[Stored items from a collection]
-=-=-=-=-

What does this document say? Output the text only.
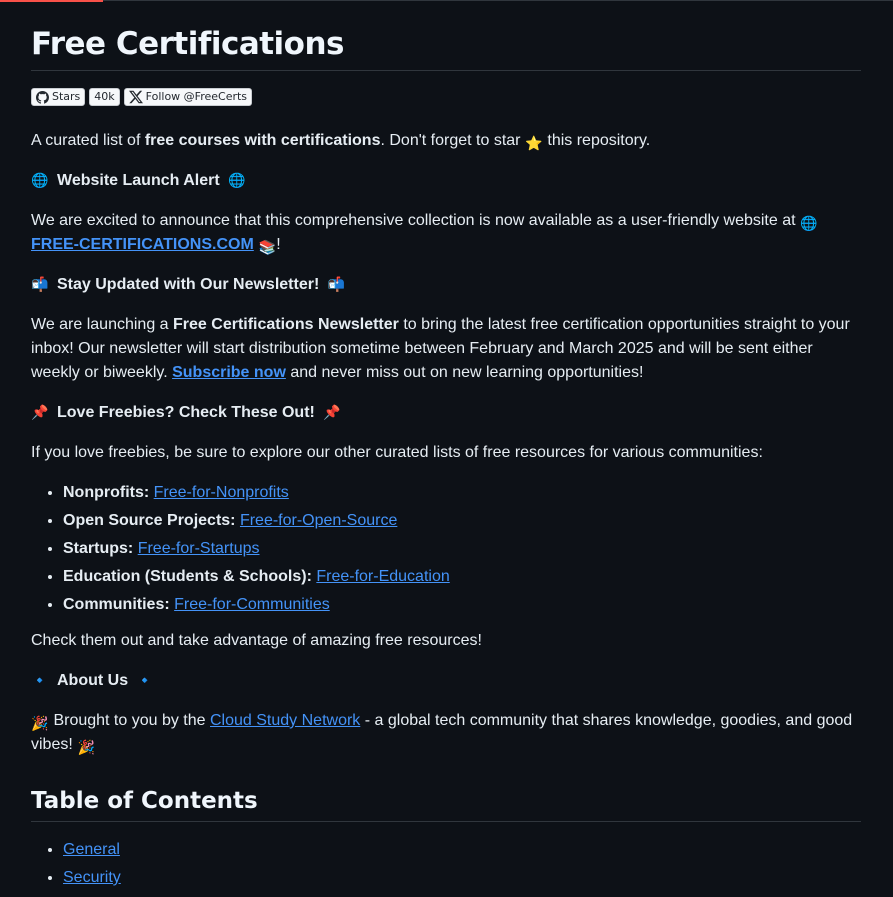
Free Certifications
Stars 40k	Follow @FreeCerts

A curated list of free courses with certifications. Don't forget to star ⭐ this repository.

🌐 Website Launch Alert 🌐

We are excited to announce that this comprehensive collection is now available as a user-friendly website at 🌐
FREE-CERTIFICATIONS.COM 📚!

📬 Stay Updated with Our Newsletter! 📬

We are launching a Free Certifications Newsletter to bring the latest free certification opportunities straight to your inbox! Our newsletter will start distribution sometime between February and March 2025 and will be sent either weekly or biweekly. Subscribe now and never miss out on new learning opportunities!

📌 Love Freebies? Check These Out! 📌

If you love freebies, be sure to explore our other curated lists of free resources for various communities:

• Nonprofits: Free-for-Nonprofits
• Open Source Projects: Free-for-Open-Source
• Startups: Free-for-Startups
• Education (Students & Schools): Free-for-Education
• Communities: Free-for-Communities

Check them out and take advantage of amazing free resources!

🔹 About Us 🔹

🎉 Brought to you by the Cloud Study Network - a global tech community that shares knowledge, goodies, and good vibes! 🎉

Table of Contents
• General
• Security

-=-=-=-=-

* Problem to work on: Extract the full listing above verbatim; pictures are to be left out of the copy.

* Output for this task:
What does this document say? Output the text only.
Free Certifications
Stars 40k	Follow @FreeCerts

A curated list of free courses with certifications. Don't forget to star ⭐ this repository.

🌐 Website Launch Alert 🌐

We are excited to announce that this comprehensive collection is now available as a user-friendly website at 🌐
FREE-CERTIFICATIONS.COM 📚!

📬 Stay Updated with Our Newsletter! 📬

We are launching a Free Certifications Newsletter to bring the latest free certification opportunities straight to your inbox! Our newsletter will start distribution sometime between February and March 2025 and will be sent either weekly or biweekly. Subscribe now and never miss out on new learning opportunities!

📌 Love Freebies? Check These Out! 📌

If you love freebies, be sure to explore our other curated lists of free resources for various communities:

• Nonprofits: Free-for-Nonprofits
• Open Source Projects: Free-for-Open-Source
• Startups: Free-for-Startups
• Education (Students & Schools): Free-for-Education
• Communities: Free-for-Communities

Check them out and take advantage of amazing free resources!

🔹 About Us 🔹

🎉 Brought to you by the Cloud Study Network - a global tech community that shares knowledge, goodies, and good vibes! 🎉

Table of Contents
• General
• Security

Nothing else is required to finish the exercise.